- [Problem to work on]: What follows is a listing to be transcribed exactly.

(Figure dataset records)
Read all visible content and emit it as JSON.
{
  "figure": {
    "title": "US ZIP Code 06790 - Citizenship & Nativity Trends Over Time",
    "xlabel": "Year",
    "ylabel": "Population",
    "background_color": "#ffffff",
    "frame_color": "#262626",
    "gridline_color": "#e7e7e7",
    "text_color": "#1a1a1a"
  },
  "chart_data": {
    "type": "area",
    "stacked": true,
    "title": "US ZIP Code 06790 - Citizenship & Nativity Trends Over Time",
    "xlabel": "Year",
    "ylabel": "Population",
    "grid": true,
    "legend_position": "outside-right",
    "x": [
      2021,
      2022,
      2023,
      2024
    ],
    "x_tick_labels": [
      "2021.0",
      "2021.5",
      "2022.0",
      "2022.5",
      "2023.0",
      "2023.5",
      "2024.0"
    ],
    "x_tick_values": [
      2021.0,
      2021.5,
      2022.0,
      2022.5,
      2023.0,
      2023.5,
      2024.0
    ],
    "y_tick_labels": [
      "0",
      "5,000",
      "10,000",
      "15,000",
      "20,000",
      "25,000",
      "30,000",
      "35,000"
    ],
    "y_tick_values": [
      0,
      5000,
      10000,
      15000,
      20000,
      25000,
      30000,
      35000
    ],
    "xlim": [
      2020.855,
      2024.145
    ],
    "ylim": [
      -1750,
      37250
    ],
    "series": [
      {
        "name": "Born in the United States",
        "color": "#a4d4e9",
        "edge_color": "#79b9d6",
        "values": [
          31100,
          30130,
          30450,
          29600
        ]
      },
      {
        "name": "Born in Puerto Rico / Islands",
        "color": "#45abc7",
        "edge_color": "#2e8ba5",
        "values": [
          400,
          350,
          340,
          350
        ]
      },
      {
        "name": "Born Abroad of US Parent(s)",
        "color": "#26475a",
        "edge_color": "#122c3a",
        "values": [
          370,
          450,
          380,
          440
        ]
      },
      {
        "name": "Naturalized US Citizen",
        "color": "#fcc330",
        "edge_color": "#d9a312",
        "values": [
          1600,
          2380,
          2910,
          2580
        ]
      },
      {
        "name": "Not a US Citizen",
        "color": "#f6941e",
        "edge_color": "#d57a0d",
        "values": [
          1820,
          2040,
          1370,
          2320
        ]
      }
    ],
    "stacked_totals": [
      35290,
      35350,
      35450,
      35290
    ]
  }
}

- [Written answer]:
Read all visible content and emit it as JSON.
{
  "figure": {
    "title": "US ZIP Code 06790 - Citizenship & Nativity Trends Over Time",
    "xlabel": "Year",
    "ylabel": "Population",
    "background_color": "#ffffff",
    "frame_color": "#262626",
    "gridline_color": "#e7e7e7",
    "text_color": "#1a1a1a"
  },
  "chart_data": {
    "type": "area",
    "stacked": true,
    "title": "US ZIP Code 06790 - Citizenship & Nativity Trends Over Time",
    "xlabel": "Year",
    "ylabel": "Population",
    "grid": true,
    "legend_position": "outside-right",
    "x": [
      2021,
      2022,
      2023,
      2024
    ],
    "x_tick_labels": [
      "2021.0",
      "2021.5",
      "2022.0",
      "2022.5",
      "2023.0",
      "2023.5",
      "2024.0"
    ],
    "x_tick_values": [
      2021.0,
      2021.5,
      2022.0,
      2022.5,
      2023.0,
      2023.5,
      2024.0
    ],
    "y_tick_labels": [
      "0",
      "5,000",
      "10,000",
      "15,000",
      "20,000",
      "25,000",
      "30,000",
      "35,000"
    ],
    "y_tick_values": [
      0,
      5000,
      10000,
      15000,
      20000,
      25000,
      30000,
      35000
    ],
    "xlim": [
      2020.855,
      2024.145
    ],
    "ylim": [
      -1750,
      37250
    ],
    "series": [
      {
        "name": "Born in the United States",
        "color": "#a4d4e9",
        "edge_color": "#79b9d6",
        "values": [
          31100,
          30130,
          30450,
          29600
        ]
      },
      {
        "name": "Born in Puerto Rico / Islands",
        "color": "#45abc7",
        "edge_color": "#2e8ba5",
        "values": [
          400,
          350,
          340,
          350
        ]
      },
      {
        "name": "Born Abroad of US Parent(s)",
        "color": "#26475a",
        "edge_color": "#122c3a",
        "values": [
          370,
          450,
          380,
          440
        ]
      },
      {
        "name": "Naturalized US Citizen",
        "color": "#fcc330",
        "edge_color": "#d9a312",
        "values": [
          1600,
          2380,
          2910,
          2580
        ]
      },
      {
        "name": "Not a US Citizen",
        "color": "#f6941e",
        "edge_color": "#d57a0d",
        "values": [
          1820,
          2040,
          1370,
          2320
        ]
      }
    ],
    "stacked_totals": [
      35290,
      35350,
      35450,
      35290
    ]
  }
}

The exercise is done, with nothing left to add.